-- Dataset content --
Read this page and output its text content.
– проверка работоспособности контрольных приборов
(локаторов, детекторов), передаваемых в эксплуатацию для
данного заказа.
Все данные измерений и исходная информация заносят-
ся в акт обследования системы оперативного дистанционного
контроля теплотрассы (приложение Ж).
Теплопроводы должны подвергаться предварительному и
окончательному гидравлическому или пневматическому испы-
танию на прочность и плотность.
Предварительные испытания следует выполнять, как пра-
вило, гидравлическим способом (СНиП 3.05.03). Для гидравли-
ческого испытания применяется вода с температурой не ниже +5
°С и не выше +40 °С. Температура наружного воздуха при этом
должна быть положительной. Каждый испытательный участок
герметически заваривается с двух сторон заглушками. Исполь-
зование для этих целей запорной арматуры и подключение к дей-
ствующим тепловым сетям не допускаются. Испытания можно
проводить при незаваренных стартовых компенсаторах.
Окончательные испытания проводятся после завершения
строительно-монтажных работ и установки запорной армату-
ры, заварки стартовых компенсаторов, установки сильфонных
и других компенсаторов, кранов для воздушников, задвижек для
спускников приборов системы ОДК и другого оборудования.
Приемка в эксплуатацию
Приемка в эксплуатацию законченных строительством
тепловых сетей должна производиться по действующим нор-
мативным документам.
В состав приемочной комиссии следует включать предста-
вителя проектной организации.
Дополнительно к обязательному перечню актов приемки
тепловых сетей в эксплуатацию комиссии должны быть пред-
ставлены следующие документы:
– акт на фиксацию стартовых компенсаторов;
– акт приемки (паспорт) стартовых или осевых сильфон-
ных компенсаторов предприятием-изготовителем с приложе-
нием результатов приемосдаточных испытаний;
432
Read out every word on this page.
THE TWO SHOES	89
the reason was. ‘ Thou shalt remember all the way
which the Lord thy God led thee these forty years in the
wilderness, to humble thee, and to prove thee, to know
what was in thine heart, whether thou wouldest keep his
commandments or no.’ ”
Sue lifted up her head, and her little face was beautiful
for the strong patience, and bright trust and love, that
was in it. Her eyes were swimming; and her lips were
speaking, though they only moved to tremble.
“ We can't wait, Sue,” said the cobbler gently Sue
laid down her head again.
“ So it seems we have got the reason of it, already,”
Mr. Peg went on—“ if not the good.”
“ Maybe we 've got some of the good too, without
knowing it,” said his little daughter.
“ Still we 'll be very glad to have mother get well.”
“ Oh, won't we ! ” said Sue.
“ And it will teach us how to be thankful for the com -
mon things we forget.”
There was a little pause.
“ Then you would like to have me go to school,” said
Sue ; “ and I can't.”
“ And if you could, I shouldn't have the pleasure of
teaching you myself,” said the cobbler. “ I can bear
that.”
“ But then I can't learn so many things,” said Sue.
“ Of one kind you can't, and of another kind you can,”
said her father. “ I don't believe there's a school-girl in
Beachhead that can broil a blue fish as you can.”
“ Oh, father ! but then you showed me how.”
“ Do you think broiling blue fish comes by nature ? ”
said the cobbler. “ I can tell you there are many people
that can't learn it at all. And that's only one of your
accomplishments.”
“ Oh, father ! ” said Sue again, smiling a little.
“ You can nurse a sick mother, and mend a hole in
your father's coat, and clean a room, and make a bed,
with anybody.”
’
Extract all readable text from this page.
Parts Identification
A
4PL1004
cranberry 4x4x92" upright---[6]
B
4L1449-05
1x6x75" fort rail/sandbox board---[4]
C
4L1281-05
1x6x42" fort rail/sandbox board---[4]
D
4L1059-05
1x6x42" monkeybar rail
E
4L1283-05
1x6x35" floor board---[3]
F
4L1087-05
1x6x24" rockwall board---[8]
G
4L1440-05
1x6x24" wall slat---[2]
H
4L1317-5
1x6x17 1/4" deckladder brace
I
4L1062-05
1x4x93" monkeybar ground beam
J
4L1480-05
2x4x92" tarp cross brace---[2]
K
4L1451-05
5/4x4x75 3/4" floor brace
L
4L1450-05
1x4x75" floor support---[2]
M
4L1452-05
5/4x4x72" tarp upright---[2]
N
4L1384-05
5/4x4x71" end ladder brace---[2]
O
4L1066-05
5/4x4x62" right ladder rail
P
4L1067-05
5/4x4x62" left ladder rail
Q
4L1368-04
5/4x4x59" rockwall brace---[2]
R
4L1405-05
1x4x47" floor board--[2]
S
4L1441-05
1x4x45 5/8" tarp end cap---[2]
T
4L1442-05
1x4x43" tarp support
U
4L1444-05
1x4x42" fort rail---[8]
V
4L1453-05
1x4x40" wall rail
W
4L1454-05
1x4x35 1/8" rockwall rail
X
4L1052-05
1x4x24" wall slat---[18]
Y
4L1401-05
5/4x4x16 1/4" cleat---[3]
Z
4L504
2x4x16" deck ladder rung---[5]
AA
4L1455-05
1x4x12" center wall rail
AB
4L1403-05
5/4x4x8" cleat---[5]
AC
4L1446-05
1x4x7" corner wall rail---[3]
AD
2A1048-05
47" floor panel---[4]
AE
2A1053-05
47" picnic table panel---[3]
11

-- Task goal --
From the records given above, copy all lines containing "запорной".

-- Worked answer --
зование для этих целей запорной арматуры и подключение к дей-
строительно-монтажных работ и установки запорной армату-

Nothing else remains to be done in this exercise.